## What needs to be done
Wherever a line holds the string "interpretar", copy that line.

Stored items:
═══

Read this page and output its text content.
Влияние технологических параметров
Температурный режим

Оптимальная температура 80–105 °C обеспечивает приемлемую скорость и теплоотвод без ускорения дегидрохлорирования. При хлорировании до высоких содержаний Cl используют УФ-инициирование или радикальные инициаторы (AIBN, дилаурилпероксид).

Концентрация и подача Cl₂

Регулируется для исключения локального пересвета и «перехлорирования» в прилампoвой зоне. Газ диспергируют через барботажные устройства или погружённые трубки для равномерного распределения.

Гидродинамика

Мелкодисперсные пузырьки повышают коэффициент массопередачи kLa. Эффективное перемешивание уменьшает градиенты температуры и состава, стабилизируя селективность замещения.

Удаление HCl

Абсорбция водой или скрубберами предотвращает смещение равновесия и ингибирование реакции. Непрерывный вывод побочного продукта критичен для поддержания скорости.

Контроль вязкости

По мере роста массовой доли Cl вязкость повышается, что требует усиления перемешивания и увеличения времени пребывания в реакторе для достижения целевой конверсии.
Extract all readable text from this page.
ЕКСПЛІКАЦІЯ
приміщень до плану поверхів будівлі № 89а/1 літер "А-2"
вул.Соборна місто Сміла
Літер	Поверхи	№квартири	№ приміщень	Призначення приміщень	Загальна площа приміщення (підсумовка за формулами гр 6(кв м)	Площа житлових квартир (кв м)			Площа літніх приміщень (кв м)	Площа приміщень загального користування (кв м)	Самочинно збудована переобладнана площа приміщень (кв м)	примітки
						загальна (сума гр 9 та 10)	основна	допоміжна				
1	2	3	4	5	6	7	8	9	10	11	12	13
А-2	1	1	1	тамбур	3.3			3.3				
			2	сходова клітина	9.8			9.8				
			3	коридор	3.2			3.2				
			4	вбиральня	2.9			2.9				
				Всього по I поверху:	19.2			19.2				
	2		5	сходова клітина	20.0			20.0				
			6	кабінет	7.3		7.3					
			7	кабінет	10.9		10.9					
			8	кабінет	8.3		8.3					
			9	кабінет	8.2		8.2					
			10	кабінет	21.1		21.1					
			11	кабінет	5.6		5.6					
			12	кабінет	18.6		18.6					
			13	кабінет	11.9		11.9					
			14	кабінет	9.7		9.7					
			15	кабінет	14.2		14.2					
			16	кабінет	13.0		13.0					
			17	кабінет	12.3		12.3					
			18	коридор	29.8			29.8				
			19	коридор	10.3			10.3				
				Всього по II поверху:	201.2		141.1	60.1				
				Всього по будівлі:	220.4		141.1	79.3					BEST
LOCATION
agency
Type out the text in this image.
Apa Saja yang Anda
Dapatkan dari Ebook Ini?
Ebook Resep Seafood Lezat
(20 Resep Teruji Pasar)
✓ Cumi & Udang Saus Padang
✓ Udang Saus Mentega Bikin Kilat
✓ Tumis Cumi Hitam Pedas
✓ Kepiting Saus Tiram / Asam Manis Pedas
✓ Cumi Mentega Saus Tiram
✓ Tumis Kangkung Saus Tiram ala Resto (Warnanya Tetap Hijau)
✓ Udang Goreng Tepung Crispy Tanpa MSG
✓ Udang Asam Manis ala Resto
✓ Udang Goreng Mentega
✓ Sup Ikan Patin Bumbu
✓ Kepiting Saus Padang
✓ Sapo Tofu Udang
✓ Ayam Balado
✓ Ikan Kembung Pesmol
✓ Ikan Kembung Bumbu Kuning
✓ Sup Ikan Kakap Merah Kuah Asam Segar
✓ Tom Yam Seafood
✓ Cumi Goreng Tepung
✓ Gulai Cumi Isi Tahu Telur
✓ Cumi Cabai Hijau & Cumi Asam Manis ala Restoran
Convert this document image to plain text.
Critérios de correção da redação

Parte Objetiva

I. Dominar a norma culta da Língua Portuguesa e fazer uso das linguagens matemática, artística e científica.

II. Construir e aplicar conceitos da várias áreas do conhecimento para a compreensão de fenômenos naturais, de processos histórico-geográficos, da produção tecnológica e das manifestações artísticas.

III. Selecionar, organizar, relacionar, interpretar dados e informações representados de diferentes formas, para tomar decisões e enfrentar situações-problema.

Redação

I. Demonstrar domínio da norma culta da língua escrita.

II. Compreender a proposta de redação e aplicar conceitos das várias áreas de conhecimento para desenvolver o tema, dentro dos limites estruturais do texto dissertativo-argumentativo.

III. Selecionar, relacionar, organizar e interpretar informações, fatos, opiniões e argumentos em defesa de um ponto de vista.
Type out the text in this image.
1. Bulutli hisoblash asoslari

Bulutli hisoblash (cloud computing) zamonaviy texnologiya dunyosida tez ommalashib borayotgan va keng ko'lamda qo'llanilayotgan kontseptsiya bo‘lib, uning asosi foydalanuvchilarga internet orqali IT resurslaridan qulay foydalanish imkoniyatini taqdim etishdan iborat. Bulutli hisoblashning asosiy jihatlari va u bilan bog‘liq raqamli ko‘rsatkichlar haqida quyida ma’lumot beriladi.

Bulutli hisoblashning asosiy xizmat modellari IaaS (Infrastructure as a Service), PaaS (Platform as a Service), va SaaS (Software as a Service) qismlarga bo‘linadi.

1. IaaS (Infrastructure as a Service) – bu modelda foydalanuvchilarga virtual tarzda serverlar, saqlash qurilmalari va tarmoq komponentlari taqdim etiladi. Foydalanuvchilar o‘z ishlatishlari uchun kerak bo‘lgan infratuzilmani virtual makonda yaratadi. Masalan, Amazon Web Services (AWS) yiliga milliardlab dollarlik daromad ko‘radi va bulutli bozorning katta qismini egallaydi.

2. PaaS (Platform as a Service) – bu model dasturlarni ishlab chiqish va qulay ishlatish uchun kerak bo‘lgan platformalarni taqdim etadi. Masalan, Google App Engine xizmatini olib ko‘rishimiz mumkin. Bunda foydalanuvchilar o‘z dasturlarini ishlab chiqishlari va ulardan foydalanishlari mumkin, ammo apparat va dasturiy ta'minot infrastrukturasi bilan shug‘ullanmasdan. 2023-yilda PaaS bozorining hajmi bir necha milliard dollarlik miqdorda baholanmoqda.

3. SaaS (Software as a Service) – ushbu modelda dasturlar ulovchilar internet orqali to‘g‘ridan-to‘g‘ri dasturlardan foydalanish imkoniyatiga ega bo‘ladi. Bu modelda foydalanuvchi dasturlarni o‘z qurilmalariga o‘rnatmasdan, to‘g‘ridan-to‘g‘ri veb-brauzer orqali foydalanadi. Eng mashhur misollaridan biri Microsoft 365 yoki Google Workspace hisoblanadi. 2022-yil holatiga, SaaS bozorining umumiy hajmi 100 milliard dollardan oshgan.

═══

## Response to the exercise
III. Selecionar, organizar, relacionar, interpretar dados e informações representados de diferentes formas, para tomar decisões e enfrentar situações-problema.
III. Selecionar, relacionar, organizar e interpretar informações, fatos, opiniões e argumentos em defesa de um ponto de vista.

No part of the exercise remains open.